======== Data entries

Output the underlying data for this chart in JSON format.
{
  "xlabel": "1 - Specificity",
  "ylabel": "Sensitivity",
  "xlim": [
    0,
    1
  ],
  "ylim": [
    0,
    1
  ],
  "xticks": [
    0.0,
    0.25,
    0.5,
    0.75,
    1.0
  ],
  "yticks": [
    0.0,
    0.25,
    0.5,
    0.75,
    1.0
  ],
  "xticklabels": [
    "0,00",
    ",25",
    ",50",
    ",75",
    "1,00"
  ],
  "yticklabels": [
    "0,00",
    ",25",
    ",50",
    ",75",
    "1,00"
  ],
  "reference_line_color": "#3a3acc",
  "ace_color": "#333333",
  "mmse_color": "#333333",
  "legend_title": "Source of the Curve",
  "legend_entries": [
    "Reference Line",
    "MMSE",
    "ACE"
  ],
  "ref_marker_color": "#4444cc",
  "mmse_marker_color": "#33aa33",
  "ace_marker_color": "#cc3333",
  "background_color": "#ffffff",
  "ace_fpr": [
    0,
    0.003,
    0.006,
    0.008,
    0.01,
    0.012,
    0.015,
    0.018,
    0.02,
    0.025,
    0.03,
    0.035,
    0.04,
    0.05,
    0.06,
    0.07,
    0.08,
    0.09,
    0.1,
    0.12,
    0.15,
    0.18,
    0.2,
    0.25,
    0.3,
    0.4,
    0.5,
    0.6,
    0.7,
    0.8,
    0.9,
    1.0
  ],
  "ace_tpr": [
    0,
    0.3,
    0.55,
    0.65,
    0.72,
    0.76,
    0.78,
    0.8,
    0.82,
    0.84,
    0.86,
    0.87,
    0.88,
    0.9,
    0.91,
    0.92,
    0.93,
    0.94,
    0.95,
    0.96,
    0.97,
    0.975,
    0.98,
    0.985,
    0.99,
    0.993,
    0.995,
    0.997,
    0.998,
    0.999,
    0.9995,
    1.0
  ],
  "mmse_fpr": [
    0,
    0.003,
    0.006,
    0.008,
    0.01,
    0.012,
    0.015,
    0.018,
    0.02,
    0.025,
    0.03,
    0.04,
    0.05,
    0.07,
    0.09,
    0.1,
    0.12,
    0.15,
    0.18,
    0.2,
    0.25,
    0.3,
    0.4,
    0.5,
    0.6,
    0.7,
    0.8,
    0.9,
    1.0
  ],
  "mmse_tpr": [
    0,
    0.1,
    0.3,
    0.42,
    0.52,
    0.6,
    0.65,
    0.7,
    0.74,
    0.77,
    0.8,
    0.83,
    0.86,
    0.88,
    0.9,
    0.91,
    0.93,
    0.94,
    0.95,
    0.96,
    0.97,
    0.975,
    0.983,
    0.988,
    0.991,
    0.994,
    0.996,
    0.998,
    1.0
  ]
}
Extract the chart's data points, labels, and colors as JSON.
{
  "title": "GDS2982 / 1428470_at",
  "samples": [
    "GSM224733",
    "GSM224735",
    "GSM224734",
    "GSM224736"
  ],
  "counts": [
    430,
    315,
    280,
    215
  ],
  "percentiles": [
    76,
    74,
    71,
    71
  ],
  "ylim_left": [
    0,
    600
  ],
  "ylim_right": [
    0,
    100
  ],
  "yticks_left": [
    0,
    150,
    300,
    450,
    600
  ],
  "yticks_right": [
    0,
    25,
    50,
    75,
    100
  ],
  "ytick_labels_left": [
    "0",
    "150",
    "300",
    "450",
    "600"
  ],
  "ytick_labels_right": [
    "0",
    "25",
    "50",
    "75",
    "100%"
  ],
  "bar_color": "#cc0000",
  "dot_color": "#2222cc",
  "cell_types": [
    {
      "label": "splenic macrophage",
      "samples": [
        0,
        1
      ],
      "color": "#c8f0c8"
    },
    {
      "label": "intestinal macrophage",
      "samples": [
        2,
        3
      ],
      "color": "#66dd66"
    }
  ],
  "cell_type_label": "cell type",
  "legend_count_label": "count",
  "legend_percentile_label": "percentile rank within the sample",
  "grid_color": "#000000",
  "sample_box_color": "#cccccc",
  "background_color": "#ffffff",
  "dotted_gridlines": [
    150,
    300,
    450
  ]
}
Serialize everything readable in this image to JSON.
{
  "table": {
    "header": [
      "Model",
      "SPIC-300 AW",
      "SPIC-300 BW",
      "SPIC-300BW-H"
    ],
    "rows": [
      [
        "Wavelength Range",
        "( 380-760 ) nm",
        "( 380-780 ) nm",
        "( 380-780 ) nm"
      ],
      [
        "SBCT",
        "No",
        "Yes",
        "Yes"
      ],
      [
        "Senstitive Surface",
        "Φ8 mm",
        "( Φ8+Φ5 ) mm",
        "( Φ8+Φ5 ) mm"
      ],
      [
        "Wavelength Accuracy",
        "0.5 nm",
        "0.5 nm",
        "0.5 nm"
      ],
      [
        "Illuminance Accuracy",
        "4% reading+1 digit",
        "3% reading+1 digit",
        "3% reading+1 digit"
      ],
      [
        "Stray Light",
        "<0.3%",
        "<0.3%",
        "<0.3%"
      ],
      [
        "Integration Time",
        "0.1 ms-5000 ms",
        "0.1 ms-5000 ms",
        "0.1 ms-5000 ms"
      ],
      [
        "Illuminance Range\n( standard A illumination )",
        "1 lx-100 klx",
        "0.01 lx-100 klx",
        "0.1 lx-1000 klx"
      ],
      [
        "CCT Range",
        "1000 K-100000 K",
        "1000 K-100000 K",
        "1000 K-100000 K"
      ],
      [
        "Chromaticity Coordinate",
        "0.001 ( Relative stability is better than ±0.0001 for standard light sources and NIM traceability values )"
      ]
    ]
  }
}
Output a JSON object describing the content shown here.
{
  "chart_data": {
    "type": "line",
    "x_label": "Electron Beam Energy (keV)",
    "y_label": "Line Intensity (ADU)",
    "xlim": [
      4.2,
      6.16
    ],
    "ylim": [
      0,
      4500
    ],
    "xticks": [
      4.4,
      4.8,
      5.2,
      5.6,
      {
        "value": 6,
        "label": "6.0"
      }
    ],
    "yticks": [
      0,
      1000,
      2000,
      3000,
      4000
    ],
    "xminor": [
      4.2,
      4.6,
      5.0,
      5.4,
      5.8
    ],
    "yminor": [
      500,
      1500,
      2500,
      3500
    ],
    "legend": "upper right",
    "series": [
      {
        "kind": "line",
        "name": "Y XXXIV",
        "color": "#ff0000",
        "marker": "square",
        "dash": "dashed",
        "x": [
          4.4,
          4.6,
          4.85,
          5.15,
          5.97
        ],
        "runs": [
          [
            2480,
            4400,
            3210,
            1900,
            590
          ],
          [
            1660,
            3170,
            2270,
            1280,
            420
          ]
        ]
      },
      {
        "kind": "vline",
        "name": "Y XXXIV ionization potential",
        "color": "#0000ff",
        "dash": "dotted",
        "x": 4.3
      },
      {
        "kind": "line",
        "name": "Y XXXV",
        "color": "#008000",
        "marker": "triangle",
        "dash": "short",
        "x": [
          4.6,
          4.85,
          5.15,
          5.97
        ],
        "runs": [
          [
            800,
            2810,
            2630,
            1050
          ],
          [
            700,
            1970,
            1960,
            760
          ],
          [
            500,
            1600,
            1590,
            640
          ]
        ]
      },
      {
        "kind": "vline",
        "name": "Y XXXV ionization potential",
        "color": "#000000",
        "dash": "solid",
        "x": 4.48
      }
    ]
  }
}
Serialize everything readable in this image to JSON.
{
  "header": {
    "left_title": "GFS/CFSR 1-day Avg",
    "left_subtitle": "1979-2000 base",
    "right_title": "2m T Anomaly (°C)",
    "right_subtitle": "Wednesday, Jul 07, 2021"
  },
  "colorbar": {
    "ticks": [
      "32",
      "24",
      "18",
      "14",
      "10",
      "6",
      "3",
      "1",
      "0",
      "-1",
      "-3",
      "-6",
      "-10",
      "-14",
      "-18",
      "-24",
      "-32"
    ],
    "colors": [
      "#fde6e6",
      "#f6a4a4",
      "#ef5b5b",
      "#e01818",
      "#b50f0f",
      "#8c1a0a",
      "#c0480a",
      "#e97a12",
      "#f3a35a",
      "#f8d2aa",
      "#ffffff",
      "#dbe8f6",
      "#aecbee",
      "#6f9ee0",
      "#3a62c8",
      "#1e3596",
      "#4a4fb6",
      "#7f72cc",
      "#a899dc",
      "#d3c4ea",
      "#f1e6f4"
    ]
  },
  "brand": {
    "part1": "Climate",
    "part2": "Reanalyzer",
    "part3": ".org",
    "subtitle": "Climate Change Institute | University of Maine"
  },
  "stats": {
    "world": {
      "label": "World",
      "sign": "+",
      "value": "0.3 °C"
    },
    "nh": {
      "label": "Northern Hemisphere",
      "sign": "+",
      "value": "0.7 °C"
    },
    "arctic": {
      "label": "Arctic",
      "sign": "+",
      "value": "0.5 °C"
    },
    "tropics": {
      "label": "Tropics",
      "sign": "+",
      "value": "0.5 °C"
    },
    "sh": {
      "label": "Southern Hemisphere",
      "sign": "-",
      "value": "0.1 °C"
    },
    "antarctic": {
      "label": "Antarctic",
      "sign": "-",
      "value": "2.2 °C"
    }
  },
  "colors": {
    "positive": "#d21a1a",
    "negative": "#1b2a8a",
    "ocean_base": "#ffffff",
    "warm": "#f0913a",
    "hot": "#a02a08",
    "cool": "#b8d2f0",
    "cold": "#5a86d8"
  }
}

================

Your task: Show the lines of the data that hold the word "Wavelength".

Response to this task:
        "Wavelength Range",
        "Wavelength Accuracy",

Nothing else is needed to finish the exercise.